### [SHORT EXERCISE]
Extract all lines from the data beneath that include the word "this".

• • •

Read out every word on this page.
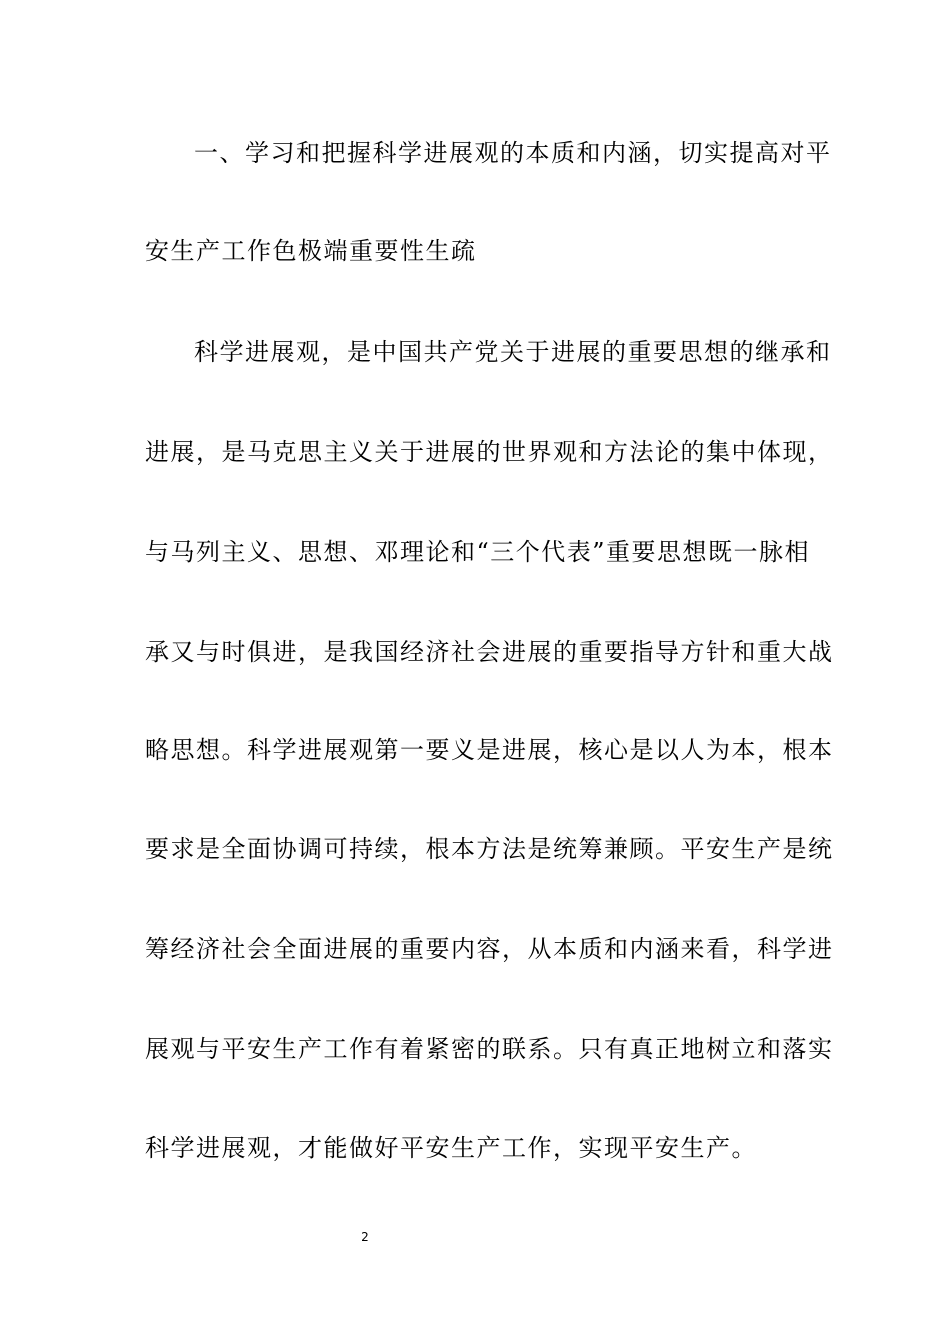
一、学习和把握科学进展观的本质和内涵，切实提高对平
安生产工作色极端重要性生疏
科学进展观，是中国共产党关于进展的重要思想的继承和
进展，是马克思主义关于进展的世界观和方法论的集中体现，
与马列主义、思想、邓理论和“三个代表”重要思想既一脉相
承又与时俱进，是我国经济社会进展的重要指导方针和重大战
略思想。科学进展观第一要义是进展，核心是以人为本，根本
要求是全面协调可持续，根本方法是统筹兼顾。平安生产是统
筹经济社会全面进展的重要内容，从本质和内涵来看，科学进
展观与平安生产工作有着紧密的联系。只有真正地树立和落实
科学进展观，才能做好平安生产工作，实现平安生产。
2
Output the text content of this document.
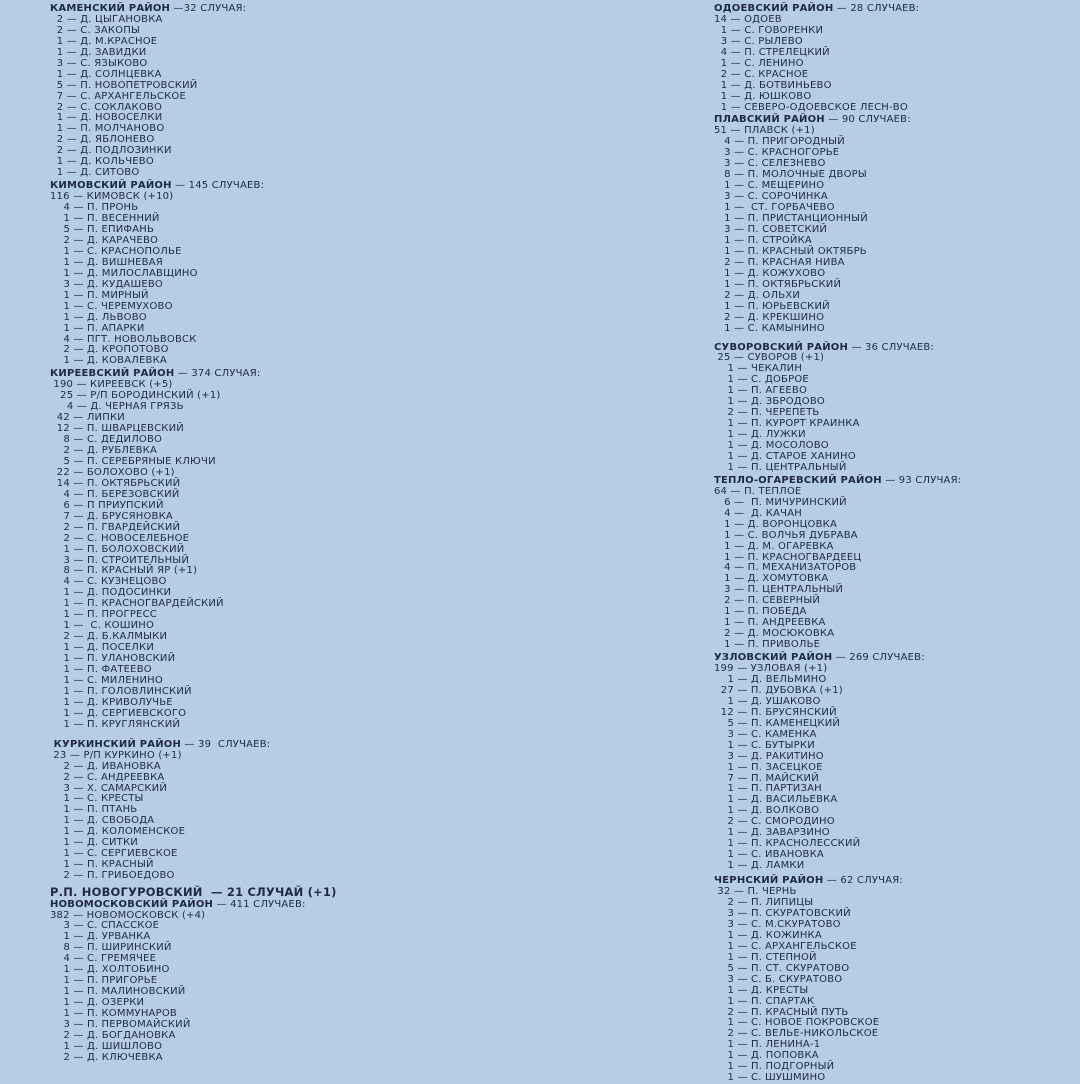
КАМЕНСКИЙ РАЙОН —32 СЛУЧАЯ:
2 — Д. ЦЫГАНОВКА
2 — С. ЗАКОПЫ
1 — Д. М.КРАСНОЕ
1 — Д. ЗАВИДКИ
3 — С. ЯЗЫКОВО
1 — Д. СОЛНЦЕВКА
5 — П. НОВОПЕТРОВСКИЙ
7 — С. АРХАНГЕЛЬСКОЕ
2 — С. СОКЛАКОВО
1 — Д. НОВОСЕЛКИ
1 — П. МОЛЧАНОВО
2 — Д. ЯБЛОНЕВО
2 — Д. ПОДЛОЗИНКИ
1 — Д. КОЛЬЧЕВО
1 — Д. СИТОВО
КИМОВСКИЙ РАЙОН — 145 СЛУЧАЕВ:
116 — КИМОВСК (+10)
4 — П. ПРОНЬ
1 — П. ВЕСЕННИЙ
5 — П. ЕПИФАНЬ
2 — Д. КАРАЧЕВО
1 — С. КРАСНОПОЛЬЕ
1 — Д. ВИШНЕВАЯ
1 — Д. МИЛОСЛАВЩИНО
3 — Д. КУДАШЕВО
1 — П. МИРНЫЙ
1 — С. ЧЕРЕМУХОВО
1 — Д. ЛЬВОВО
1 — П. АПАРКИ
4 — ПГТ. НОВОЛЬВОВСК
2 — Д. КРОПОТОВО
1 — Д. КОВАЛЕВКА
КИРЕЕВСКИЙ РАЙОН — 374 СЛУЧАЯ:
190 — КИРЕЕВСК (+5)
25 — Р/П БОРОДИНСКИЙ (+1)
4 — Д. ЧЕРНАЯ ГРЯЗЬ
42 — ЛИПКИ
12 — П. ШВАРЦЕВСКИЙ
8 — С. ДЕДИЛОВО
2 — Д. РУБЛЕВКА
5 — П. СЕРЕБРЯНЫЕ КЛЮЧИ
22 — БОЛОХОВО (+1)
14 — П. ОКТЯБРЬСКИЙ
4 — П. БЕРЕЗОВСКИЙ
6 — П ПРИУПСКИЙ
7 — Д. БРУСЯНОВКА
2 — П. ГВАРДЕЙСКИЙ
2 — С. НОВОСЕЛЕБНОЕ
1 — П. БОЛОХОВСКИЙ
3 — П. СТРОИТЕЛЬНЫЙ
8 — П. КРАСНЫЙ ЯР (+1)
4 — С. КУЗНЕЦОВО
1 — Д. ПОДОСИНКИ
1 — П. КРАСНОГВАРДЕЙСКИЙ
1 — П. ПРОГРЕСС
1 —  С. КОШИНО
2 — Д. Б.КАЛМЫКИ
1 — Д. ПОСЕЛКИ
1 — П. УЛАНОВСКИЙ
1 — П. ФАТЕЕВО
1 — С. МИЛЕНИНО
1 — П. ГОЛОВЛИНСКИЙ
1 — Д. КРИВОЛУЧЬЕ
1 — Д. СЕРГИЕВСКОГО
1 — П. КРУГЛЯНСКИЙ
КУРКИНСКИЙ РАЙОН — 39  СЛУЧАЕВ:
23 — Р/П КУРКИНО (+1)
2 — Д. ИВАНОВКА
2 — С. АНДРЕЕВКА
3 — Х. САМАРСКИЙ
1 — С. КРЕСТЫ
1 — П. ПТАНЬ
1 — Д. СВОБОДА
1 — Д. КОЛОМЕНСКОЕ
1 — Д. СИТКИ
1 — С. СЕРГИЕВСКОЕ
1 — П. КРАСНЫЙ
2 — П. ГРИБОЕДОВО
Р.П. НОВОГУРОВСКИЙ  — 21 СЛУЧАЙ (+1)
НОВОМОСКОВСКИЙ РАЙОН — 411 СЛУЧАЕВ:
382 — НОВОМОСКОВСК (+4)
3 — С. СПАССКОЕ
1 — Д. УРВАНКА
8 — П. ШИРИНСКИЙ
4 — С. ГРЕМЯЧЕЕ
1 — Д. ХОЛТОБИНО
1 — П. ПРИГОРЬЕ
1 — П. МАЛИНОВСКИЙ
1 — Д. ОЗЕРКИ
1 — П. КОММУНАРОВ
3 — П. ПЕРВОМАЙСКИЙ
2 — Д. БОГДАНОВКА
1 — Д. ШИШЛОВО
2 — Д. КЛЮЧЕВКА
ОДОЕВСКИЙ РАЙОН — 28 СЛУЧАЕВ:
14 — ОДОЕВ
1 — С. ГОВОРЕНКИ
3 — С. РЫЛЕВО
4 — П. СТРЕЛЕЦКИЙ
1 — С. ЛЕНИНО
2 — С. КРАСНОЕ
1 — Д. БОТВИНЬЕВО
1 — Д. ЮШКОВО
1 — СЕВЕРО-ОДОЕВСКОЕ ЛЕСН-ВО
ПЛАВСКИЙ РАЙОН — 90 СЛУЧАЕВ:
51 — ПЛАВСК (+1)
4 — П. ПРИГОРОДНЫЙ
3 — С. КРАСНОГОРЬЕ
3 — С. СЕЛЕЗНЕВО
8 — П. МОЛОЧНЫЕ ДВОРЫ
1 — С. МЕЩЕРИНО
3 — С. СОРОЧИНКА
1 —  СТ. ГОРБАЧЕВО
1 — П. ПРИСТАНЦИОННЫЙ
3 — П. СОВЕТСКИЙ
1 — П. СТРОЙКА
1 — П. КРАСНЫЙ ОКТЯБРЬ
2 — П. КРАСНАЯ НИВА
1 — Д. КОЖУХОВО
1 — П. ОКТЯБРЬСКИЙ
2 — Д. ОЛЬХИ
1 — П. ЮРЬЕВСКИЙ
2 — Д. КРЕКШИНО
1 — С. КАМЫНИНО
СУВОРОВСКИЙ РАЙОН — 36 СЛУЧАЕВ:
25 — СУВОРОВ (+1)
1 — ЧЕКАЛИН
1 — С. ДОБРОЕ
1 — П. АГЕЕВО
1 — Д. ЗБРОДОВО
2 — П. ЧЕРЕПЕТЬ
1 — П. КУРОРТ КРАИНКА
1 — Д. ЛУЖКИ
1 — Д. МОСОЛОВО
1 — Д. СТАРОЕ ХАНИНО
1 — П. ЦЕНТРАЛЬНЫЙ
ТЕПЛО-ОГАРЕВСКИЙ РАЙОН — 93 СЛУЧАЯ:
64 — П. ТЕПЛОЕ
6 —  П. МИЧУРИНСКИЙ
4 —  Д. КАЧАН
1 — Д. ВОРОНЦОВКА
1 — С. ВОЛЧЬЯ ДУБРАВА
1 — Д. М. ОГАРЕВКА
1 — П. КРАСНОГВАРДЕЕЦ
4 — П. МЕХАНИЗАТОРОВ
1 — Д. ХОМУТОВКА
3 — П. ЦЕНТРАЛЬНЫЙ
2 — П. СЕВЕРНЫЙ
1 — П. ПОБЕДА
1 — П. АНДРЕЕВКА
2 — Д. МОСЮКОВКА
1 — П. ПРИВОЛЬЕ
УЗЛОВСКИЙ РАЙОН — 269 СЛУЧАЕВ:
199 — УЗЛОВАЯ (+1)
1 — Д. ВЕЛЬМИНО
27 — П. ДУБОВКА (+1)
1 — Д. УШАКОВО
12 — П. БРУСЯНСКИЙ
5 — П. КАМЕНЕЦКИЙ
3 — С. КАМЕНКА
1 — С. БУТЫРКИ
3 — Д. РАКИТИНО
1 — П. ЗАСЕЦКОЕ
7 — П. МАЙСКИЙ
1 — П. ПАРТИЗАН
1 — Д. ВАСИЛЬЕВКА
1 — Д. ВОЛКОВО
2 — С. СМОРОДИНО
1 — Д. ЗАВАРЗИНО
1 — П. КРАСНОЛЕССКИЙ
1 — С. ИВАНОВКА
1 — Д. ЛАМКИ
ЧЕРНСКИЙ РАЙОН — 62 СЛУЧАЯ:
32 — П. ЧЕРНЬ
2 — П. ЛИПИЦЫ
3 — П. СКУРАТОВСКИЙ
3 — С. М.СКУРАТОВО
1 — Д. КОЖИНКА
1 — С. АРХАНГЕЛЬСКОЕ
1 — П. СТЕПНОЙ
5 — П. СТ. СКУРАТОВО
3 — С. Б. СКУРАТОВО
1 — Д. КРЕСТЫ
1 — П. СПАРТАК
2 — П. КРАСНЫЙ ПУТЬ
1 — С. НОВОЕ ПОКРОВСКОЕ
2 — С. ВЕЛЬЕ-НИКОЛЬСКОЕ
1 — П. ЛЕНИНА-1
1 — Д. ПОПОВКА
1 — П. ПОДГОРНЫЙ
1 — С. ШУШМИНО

• • •

### [THE ANSWER]
Read out every word on this page.
Output the text content of this document.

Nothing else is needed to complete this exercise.